[START DATA]

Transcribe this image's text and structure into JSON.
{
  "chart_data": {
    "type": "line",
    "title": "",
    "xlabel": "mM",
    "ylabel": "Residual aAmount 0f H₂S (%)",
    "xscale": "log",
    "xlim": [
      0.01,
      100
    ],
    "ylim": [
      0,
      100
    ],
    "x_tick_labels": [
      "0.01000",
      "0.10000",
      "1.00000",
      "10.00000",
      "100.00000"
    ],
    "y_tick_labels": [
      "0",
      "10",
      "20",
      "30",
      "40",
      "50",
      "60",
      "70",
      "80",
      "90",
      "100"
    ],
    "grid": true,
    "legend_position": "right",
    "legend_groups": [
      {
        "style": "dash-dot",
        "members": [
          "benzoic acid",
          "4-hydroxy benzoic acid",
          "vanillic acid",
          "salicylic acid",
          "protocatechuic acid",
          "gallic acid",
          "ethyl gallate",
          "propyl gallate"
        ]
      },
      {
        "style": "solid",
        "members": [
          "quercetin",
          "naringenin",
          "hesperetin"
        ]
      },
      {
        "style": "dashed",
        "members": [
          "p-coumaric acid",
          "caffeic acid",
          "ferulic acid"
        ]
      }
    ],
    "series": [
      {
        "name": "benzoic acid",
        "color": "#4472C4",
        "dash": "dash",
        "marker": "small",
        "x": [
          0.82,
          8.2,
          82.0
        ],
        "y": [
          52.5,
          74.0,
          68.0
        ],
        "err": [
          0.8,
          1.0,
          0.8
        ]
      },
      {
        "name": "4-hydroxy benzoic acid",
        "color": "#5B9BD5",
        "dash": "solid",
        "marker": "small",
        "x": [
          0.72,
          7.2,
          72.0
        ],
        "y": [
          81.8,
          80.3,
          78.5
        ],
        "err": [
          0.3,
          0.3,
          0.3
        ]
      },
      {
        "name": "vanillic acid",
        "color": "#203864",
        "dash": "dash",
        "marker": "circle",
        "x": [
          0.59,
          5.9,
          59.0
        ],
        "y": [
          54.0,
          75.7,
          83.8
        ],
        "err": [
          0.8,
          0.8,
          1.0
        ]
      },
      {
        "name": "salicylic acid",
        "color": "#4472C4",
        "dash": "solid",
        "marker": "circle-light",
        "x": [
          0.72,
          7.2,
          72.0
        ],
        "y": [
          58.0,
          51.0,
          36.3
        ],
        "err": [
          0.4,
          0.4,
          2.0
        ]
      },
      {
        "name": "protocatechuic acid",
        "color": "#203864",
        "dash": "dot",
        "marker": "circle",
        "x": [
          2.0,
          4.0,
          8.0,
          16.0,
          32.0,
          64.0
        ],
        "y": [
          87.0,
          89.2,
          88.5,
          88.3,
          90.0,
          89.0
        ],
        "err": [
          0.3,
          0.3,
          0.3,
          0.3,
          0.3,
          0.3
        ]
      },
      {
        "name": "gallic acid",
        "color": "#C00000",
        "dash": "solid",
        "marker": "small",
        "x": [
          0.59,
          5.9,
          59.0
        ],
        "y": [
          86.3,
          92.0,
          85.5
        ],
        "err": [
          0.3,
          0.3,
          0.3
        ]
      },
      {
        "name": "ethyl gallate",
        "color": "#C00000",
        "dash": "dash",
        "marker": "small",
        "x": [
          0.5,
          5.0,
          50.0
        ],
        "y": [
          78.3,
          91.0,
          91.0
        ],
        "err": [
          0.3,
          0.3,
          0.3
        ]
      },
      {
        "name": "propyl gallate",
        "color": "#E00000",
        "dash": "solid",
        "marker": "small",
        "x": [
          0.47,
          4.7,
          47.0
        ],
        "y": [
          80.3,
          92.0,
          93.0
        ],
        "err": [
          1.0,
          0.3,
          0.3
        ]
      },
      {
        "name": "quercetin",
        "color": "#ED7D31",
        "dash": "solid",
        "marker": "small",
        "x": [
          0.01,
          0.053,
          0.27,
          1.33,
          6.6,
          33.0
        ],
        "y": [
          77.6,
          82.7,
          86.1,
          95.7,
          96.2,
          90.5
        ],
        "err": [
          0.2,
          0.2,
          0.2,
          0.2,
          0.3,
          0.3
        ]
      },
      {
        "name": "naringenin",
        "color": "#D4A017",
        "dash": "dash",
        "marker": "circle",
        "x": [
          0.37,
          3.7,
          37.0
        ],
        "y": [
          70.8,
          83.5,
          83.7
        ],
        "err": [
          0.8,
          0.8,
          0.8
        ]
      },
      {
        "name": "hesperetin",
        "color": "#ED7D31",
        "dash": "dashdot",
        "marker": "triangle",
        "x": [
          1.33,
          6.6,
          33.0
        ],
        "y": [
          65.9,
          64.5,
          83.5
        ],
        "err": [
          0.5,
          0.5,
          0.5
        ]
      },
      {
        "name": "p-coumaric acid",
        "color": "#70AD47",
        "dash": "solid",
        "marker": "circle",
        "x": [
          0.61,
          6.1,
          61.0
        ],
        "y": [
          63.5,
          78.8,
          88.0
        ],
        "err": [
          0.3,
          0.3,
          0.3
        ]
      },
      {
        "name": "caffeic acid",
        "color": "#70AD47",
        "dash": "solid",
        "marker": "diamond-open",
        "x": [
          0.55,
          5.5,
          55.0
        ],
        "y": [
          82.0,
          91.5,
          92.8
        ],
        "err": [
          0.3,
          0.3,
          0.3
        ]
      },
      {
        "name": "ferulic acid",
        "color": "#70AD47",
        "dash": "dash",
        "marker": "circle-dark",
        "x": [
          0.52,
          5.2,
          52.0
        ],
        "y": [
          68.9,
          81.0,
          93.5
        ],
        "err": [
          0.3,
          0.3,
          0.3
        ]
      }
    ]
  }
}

[END DATA]

TASK OBJECTIVE: Locate all lines in the listing above with the word "gallate". Copy them.

FINISHED EXERCISE:
          "ethyl gallate",
          "propyl gallate"
        "name": "ethyl gallate",
        "name": "propyl gallate",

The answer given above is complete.